Each line containing the word "JSON" should be found and copied.

***

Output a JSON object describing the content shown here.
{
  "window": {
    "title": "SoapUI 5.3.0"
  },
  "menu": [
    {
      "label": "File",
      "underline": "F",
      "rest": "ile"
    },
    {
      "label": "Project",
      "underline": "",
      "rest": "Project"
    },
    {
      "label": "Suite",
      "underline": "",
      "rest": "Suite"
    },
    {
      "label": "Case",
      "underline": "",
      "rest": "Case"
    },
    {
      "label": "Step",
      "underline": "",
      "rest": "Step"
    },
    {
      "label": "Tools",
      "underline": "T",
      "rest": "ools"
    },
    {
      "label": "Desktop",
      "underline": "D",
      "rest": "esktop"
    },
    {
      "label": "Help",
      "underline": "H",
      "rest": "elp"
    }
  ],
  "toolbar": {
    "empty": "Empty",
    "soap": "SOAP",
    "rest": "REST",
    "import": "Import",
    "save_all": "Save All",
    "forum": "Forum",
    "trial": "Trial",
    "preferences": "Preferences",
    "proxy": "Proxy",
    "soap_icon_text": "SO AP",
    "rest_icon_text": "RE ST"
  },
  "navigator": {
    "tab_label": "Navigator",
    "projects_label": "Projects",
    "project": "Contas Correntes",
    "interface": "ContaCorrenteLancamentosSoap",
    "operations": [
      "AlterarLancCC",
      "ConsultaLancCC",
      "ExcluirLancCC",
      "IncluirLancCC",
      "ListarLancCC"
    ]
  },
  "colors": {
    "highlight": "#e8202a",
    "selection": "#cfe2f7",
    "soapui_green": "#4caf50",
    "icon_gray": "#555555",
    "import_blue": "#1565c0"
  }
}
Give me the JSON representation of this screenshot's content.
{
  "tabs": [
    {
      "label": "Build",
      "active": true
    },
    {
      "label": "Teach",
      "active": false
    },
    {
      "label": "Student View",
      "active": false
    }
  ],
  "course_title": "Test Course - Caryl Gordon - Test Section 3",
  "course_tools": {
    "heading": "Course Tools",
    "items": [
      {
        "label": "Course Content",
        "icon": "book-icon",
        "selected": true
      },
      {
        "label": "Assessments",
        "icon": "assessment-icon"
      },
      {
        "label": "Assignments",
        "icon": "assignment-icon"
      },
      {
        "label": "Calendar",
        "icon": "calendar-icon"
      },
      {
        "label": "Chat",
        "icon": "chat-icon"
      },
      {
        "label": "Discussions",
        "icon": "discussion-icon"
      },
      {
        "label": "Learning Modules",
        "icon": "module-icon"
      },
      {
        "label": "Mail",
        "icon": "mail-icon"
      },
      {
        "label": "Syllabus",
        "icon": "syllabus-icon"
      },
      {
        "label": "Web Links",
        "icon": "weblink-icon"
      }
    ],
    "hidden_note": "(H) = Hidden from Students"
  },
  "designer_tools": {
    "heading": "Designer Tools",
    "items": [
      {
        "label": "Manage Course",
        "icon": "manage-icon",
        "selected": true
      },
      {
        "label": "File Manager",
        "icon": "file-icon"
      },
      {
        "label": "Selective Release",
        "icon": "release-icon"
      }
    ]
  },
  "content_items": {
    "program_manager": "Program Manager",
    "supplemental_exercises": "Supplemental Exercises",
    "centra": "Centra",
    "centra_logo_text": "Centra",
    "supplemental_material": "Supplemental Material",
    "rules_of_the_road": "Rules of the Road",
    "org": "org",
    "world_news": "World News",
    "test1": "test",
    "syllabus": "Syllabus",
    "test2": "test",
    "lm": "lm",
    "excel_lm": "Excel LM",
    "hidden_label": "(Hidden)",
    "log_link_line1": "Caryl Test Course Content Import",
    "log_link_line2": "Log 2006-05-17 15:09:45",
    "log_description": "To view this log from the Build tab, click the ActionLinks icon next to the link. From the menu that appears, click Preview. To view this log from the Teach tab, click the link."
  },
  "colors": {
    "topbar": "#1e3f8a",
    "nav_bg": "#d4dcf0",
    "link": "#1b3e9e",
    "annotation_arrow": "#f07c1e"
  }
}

***

• Exercise result:
Output a JSON object describing the content shown here.
Give me the JSON representation of this screenshot's content.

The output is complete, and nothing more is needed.